TASK PROMPT - Can you transcribe every record below exactly as it appears?

DATA LINES -
☆ ☆ ☆

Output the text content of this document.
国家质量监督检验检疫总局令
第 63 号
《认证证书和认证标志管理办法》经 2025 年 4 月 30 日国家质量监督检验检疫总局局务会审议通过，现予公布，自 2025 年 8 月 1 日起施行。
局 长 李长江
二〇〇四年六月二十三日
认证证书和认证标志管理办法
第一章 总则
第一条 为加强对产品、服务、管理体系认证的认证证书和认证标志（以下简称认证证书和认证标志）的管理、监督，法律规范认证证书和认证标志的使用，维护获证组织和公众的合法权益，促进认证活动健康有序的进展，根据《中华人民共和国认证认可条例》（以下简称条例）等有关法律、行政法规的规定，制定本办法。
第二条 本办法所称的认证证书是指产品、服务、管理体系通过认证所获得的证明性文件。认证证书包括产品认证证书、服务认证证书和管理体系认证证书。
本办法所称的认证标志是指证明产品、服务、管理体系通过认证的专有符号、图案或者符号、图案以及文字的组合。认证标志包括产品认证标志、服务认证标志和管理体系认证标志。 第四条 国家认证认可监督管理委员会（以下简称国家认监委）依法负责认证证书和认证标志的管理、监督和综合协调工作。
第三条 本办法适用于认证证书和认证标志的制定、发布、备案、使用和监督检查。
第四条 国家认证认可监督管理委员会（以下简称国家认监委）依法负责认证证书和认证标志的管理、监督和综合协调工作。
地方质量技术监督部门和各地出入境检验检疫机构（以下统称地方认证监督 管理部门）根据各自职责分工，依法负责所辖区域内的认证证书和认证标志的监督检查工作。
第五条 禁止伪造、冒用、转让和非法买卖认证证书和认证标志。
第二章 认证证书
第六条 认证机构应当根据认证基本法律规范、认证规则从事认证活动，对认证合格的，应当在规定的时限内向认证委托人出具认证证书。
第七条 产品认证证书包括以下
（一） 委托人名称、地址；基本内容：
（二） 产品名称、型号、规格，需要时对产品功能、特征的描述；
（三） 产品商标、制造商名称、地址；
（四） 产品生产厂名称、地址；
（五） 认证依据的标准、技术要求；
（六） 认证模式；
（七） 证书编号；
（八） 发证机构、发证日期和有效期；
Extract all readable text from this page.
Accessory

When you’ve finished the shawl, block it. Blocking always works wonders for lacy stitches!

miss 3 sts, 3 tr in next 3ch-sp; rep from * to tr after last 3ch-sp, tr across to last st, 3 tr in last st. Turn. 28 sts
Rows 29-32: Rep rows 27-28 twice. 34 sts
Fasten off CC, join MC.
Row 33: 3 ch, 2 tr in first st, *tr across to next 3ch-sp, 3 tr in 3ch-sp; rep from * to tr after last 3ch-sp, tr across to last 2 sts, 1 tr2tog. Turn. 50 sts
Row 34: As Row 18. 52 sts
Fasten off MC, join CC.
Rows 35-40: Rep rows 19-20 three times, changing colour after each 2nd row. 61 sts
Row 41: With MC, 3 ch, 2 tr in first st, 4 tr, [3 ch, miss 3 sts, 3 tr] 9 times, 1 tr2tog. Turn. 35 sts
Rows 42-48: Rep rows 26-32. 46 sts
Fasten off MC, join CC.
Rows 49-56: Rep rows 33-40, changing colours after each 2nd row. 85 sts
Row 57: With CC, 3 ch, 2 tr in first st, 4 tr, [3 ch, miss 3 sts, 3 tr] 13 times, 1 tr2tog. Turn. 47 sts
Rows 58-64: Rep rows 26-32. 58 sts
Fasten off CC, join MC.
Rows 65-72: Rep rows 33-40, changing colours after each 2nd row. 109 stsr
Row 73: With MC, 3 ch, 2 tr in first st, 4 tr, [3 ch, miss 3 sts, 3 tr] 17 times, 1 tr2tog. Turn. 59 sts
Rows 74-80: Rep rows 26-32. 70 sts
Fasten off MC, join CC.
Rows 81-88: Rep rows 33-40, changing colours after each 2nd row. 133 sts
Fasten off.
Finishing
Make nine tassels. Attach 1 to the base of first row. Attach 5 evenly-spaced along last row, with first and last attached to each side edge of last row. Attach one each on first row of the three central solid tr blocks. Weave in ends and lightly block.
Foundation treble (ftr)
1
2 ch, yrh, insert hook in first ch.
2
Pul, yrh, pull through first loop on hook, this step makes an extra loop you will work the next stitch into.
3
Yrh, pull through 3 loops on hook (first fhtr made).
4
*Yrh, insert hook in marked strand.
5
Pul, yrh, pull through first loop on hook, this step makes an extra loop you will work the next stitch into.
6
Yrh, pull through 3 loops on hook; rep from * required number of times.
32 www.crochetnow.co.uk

☆ ☆ ☆

OUTPUT BELOW -
Output the text content of this document.
国家质量监督检验检疫总局令
第 63 号
《认证证书和认证标志管理办法》经 2025 年 4 月 30 日国家质量监督检验检疫总局局务会审议通过，现予公布，自 2025 年 8 月 1 日起施行。
局 长 李长江
二〇〇四年六月二十三日
认证证书和认证标志管理办法
第一章 总则
第一条 为加强对产品、服务、管理体系认证的认证证书和认证标志（以下简称认证证书和认证标志）的管理、监督，法律规范认证证书和认证标志的使用，维护获证组织和公众的合法权益，促进认证活动健康有序的进展，根据《中华人民共和国认证认可条例》（以下简称条例）等有关法律、行政法规的规定，制定本办法。
第二条 本办法所称的认证证书是指产品、服务、管理体系通过认证所获得的证明性文件。认证证书包括产品认证证书、服务认证证书和管理体系认证证书。
本办法所称的认证标志是指证明产品、服务、管理体系通过认证的专有符号、图案或者符号、图案以及文字的组合。认证标志包括产品认证标志、服务认证标志和管理体系认证标志。 第四条 国家认证认可监督管理委员会（以下简称国家认监委）依法负责认证证书和认证标志的管理、监督和综合协调工作。
第三条 本办法适用于认证证书和认证标志的制定、发布、备案、使用和监督检查。
第四条 国家认证认可监督管理委员会（以下简称国家认监委）依法负责认证证书和认证标志的管理、监督和综合协调工作。
地方质量技术监督部门和各地出入境检验检疫机构（以下统称地方认证监督 管理部门）根据各自职责分工，依法负责所辖区域内的认证证书和认证标志的监督检查工作。
第五条 禁止伪造、冒用、转让和非法买卖认证证书和认证标志。
第二章 认证证书
第六条 认证机构应当根据认证基本法律规范、认证规则从事认证活动，对认证合格的，应当在规定的时限内向认证委托人出具认证证书。
第七条 产品认证证书包括以下
（一） 委托人名称、地址；基本内容：
（二） 产品名称、型号、规格，需要时对产品功能、特征的描述；
（三） 产品商标、制造商名称、地址；
（四） 产品生产厂名称、地址；
（五） 认证依据的标准、技术要求；
（六） 认证模式；
（七） 证书编号；
（八） 发证机构、发证日期和有效期；
Extract all readable text from this page.
Accessory

When you’ve finished the shawl, block it. Blocking always works wonders for lacy stitches!

miss 3 sts, 3 tr in next 3ch-sp; rep from * to tr after last 3ch-sp, tr across to last st, 3 tr in last st. Turn. 28 sts
Rows 29-32: Rep rows 27-28 twice. 34 sts
Fasten off CC, join MC.
Row 33: 3 ch, 2 tr in first st, *tr across to next 3ch-sp, 3 tr in 3ch-sp; rep from * to tr after last 3ch-sp, tr across to last 2 sts, 1 tr2tog. Turn. 50 sts
Row 34: As Row 18. 52 sts
Fasten off MC, join CC.
Rows 35-40: Rep rows 19-20 three times, changing colour after each 2nd row. 61 sts
Row 41: With MC, 3 ch, 2 tr in first st, 4 tr, [3 ch, miss 3 sts, 3 tr] 9 times, 1 tr2tog. Turn. 35 sts
Rows 42-48: Rep rows 26-32. 46 sts
Fasten off MC, join CC.
Rows 49-56: Rep rows 33-40, changing colours after each 2nd row. 85 sts
Row 57: With CC, 3 ch, 2 tr in first st, 4 tr, [3 ch, miss 3 sts, 3 tr] 13 times, 1 tr2tog. Turn. 47 sts
Rows 58-64: Rep rows 26-32. 58 sts
Fasten off CC, join MC.
Rows 65-72: Rep rows 33-40, changing colours after each 2nd row. 109 stsr
Row 73: With MC, 3 ch, 2 tr in first st, 4 tr, [3 ch, miss 3 sts, 3 tr] 17 times, 1 tr2tog. Turn. 59 sts
Rows 74-80: Rep rows 26-32. 70 sts
Fasten off MC, join CC.
Rows 81-88: Rep rows 33-40, changing colours after each 2nd row. 133 sts
Fasten off.
Finishing
Make nine tassels. Attach 1 to the base of first row. Attach 5 evenly-spaced along last row, with first and last attached to each side edge of last row. Attach one each on first row of the three central solid tr blocks. Weave in ends and lightly block.
Foundation treble (ftr)
1
2 ch, yrh, insert hook in first ch.
2
Pul, yrh, pull through first loop on hook, this step makes an extra loop you will work the next stitch into.
3
Yrh, pull through 3 loops on hook (first fhtr made).
4
*Yrh, insert hook in marked strand.
5
Pul, yrh, pull through first loop on hook, this step makes an extra loop you will work the next stitch into.
6
Yrh, pull through 3 loops on hook; rep from * required number of times.
32 www.crochetnow.co.uk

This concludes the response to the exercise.